Do this:
Your copy of the material must match it exactly, except that pictures are dropped.

Collected data:
+++

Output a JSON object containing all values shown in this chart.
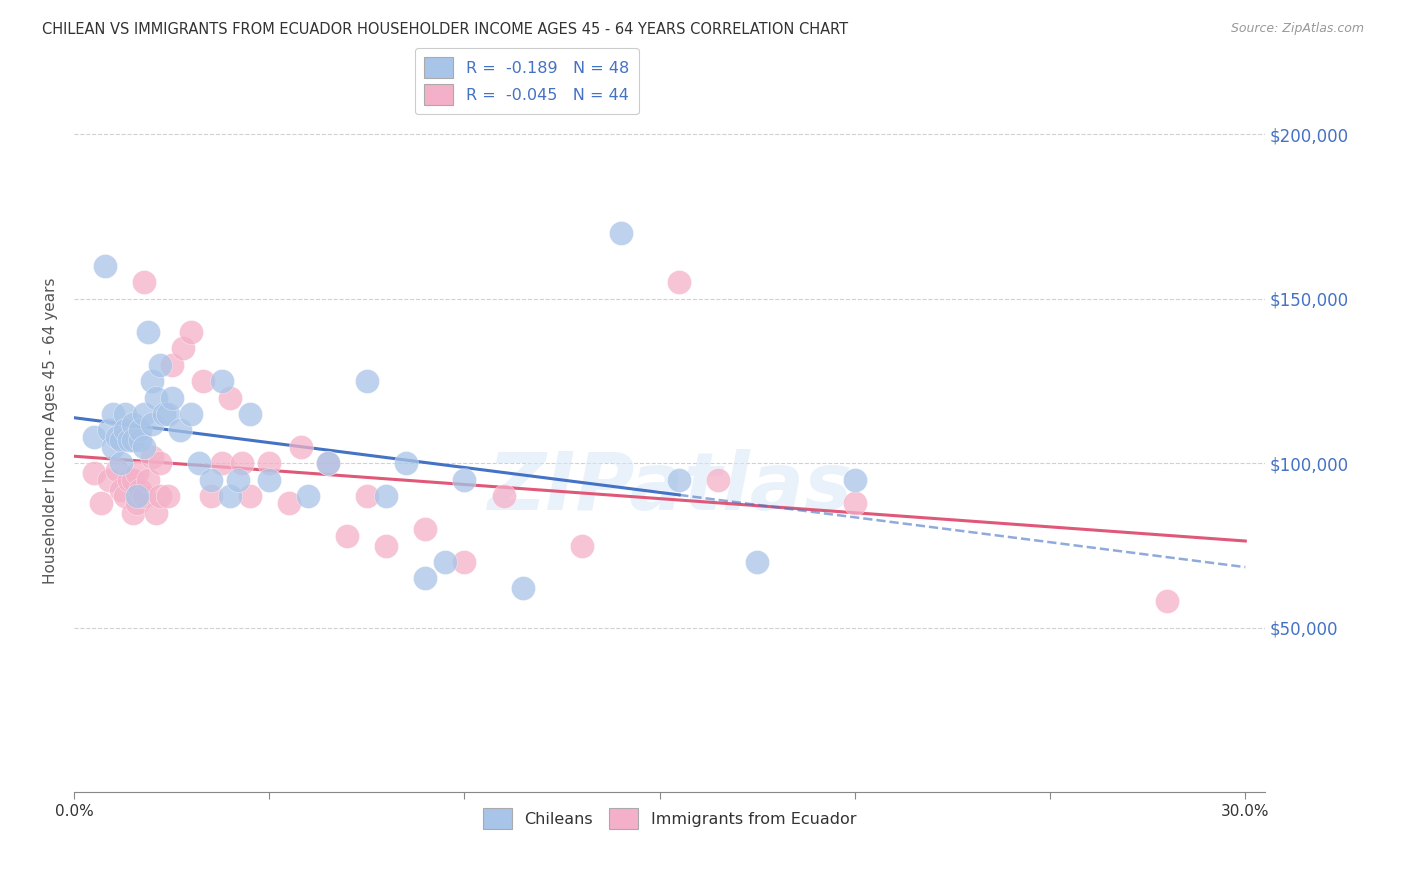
{
  "title": "CHILEAN VS IMMIGRANTS FROM ECUADOR HOUSEHOLDER INCOME AGES 45 - 64 YEARS CORRELATION CHART",
  "source": "Source: ZipAtlas.com",
  "ylabel": "Householder Income Ages 45 - 64 years",
  "xlim": [
    0.0,
    0.305
  ],
  "ylim": [
    0,
    220000
  ],
  "yticks": [
    0,
    50000,
    100000,
    150000,
    200000
  ],
  "ytick_labels": [
    "",
    "$50,000",
    "$100,000",
    "$150,000",
    "$200,000"
  ],
  "chileans_color": "#a8c4e8",
  "ecuador_color": "#f4b0c8",
  "trend_chileans_color": "#4472c4",
  "trend_ecuador_color": "#e05878",
  "watermark": "ZIPatlas",
  "chileans_R": -0.189,
  "chileans_N": 48,
  "ecuador_R": -0.045,
  "ecuador_N": 44,
  "chileans_x": [
    0.005,
    0.008,
    0.009,
    0.01,
    0.01,
    0.011,
    0.012,
    0.012,
    0.013,
    0.013,
    0.014,
    0.015,
    0.015,
    0.016,
    0.017,
    0.017,
    0.018,
    0.018,
    0.019,
    0.02,
    0.02,
    0.021,
    0.022,
    0.023,
    0.024,
    0.025,
    0.027,
    0.03,
    0.032,
    0.035,
    0.038,
    0.04,
    0.042,
    0.045,
    0.05,
    0.06,
    0.065,
    0.075,
    0.08,
    0.085,
    0.09,
    0.095,
    0.1,
    0.115,
    0.14,
    0.155,
    0.175,
    0.2
  ],
  "chileans_y": [
    108000,
    160000,
    110000,
    115000,
    105000,
    108000,
    107000,
    100000,
    115000,
    110000,
    107000,
    112000,
    107000,
    90000,
    107000,
    110000,
    115000,
    105000,
    140000,
    112000,
    125000,
    120000,
    130000,
    115000,
    115000,
    120000,
    110000,
    115000,
    100000,
    95000,
    125000,
    90000,
    95000,
    115000,
    95000,
    90000,
    100000,
    125000,
    90000,
    100000,
    65000,
    70000,
    95000,
    62000,
    170000,
    95000,
    70000,
    95000
  ],
  "ecuador_x": [
    0.005,
    0.007,
    0.009,
    0.011,
    0.012,
    0.013,
    0.014,
    0.015,
    0.015,
    0.016,
    0.016,
    0.017,
    0.018,
    0.018,
    0.019,
    0.02,
    0.021,
    0.022,
    0.022,
    0.024,
    0.025,
    0.028,
    0.03,
    0.033,
    0.035,
    0.038,
    0.04,
    0.043,
    0.045,
    0.05,
    0.055,
    0.058,
    0.065,
    0.07,
    0.075,
    0.08,
    0.09,
    0.1,
    0.11,
    0.13,
    0.155,
    0.165,
    0.2,
    0.28
  ],
  "ecuador_y": [
    97000,
    88000,
    95000,
    98000,
    92000,
    90000,
    95000,
    95000,
    85000,
    97000,
    88000,
    92000,
    155000,
    90000,
    95000,
    102000,
    85000,
    100000,
    90000,
    90000,
    130000,
    135000,
    140000,
    125000,
    90000,
    100000,
    120000,
    100000,
    90000,
    100000,
    88000,
    105000,
    100000,
    78000,
    90000,
    75000,
    80000,
    70000,
    90000,
    75000,
    155000,
    95000,
    88000,
    58000
  ],
  "xtick_positions": [
    0.0,
    0.05,
    0.1,
    0.15,
    0.2,
    0.25,
    0.3
  ],
  "trend_solid_end": 0.155,
  "trend_dash_start": 0.155,
  "trend_dash_end": 0.3
}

+++

Result:
Output a JSON object containing all values shown in this chart.
{
  "title": "CHILEAN VS IMMIGRANTS FROM ECUADOR HOUSEHOLDER INCOME AGES 45 - 64 YEARS CORRELATION CHART",
  "source": "Source: ZipAtlas.com",
  "ylabel": "Householder Income Ages 45 - 64 years",
  "xlim": [
    0.0,
    0.305
  ],
  "ylim": [
    0,
    220000
  ],
  "yticks": [
    0,
    50000,
    100000,
    150000,
    200000
  ],
  "ytick_labels": [
    "",
    "$50,000",
    "$100,000",
    "$150,000",
    "$200,000"
  ],
  "chileans_color": "#a8c4e8",
  "ecuador_color": "#f4b0c8",
  "trend_chileans_color": "#4472c4",
  "trend_ecuador_color": "#e05878",
  "watermark": "ZIPatlas",
  "chileans_R": -0.189,
  "chileans_N": 48,
  "ecuador_R": -0.045,
  "ecuador_N": 44,
  "chileans_x": [
    0.005,
    0.008,
    0.009,
    0.01,
    0.01,
    0.011,
    0.012,
    0.012,
    0.013,
    0.013,
    0.014,
    0.015,
    0.015,
    0.016,
    0.017,
    0.017,
    0.018,
    0.018,
    0.019,
    0.02,
    0.02,
    0.021,
    0.022,
    0.023,
    0.024,
    0.025,
    0.027,
    0.03,
    0.032,
    0.035,
    0.038,
    0.04,
    0.042,
    0.045,
    0.05,
    0.06,
    0.065,
    0.075,
    0.08,
    0.085,
    0.09,
    0.095,
    0.1,
    0.115,
    0.14,
    0.155,
    0.175,
    0.2
  ],
  "chileans_y": [
    108000,
    160000,
    110000,
    115000,
    105000,
    108000,
    107000,
    100000,
    115000,
    110000,
    107000,
    112000,
    107000,
    90000,
    107000,
    110000,
    115000,
    105000,
    140000,
    112000,
    125000,
    120000,
    130000,
    115000,
    115000,
    120000,
    110000,
    115000,
    100000,
    95000,
    125000,
    90000,
    95000,
    115000,
    95000,
    90000,
    100000,
    125000,
    90000,
    100000,
    65000,
    70000,
    95000,
    62000,
    170000,
    95000,
    70000,
    95000
  ],
  "ecuador_x": [
    0.005,
    0.007,
    0.009,
    0.011,
    0.012,
    0.013,
    0.014,
    0.015,
    0.015,
    0.016,
    0.016,
    0.017,
    0.018,
    0.018,
    0.019,
    0.02,
    0.021,
    0.022,
    0.022,
    0.024,
    0.025,
    0.028,
    0.03,
    0.033,
    0.035,
    0.038,
    0.04,
    0.043,
    0.045,
    0.05,
    0.055,
    0.058,
    0.065,
    0.07,
    0.075,
    0.08,
    0.09,
    0.1,
    0.11,
    0.13,
    0.155,
    0.165,
    0.2,
    0.28
  ],
  "ecuador_y": [
    97000,
    88000,
    95000,
    98000,
    92000,
    90000,
    95000,
    95000,
    85000,
    97000,
    88000,
    92000,
    155000,
    90000,
    95000,
    102000,
    85000,
    100000,
    90000,
    90000,
    130000,
    135000,
    140000,
    125000,
    90000,
    100000,
    120000,
    100000,
    90000,
    100000,
    88000,
    105000,
    100000,
    78000,
    90000,
    75000,
    80000,
    70000,
    90000,
    75000,
    155000,
    95000,
    88000,
    58000
  ],
  "xtick_positions": [
    0.0,
    0.05,
    0.1,
    0.15,
    0.2,
    0.25,
    0.3
  ],
  "trend_solid_end": 0.155,
  "trend_dash_start": 0.155,
  "trend_dash_end": 0.3
}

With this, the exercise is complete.